Copy every record below, exactly as written.

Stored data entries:
%%

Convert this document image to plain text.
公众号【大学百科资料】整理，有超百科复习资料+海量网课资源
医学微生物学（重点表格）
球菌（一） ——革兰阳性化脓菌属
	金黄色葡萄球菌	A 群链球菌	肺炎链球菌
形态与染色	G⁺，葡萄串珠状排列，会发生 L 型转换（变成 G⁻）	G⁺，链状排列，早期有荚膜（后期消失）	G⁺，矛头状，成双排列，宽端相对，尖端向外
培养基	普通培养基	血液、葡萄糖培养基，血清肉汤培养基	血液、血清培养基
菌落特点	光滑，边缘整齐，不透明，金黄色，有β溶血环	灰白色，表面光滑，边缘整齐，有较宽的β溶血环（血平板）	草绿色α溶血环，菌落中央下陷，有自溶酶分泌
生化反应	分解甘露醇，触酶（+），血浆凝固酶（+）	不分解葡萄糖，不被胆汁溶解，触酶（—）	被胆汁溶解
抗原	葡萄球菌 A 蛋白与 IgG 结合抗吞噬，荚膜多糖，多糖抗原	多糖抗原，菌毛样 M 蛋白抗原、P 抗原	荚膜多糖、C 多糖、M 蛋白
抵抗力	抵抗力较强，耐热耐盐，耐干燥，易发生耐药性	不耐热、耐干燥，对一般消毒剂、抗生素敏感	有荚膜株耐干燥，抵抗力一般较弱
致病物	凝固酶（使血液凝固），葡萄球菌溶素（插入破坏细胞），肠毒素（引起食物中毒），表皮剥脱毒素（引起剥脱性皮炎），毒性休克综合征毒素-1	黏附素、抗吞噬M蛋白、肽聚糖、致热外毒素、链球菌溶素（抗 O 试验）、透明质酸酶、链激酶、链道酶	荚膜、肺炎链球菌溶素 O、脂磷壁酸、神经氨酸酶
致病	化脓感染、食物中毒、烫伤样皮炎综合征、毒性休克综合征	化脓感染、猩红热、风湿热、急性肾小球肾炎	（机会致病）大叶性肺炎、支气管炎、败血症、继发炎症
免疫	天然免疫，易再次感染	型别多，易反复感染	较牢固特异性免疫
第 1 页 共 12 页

%%

§ RESPONSE TO THIS EXERCISE
Convert this document image to plain text.
公众号【大学百科资料】整理，有超百科复习资料+海量网课资源
医学微生物学（重点表格）
球菌（一） ——革兰阳性化脓菌属
	金黄色葡萄球菌	A 群链球菌	肺炎链球菌
形态与染色	G⁺，葡萄串珠状排列，会发生 L 型转换（变成 G⁻）	G⁺，链状排列，早期有荚膜（后期消失）	G⁺，矛头状，成双排列，宽端相对，尖端向外
培养基	普通培养基	血液、葡萄糖培养基，血清肉汤培养基	血液、血清培养基
菌落特点	光滑，边缘整齐，不透明，金黄色，有β溶血环	灰白色，表面光滑，边缘整齐，有较宽的β溶血环（血平板）	草绿色α溶血环，菌落中央下陷，有自溶酶分泌
生化反应	分解甘露醇，触酶（+），血浆凝固酶（+）	不分解葡萄糖，不被胆汁溶解，触酶（—）	被胆汁溶解
抗原	葡萄球菌 A 蛋白与 IgG 结合抗吞噬，荚膜多糖，多糖抗原	多糖抗原，菌毛样 M 蛋白抗原、P 抗原	荚膜多糖、C 多糖、M 蛋白
抵抗力	抵抗力较强，耐热耐盐，耐干燥，易发生耐药性	不耐热、耐干燥，对一般消毒剂、抗生素敏感	有荚膜株耐干燥，抵抗力一般较弱
致病物	凝固酶（使血液凝固），葡萄球菌溶素（插入破坏细胞），肠毒素（引起食物中毒），表皮剥脱毒素（引起剥脱性皮炎），毒性休克综合征毒素-1	黏附素、抗吞噬M蛋白、肽聚糖、致热外毒素、链球菌溶素（抗 O 试验）、透明质酸酶、链激酶、链道酶	荚膜、肺炎链球菌溶素 O、脂磷壁酸、神经氨酸酶
致病	化脓感染、食物中毒、烫伤样皮炎综合征、毒性休克综合征	化脓感染、猩红热、风湿热、急性肾小球肾炎	（机会致病）大叶性肺炎、支气管炎、败血症、继发炎症
免疫	天然免疫，易再次感染	型别多，易反复感染	较牢固特异性免疫
第 1 页 共 12 页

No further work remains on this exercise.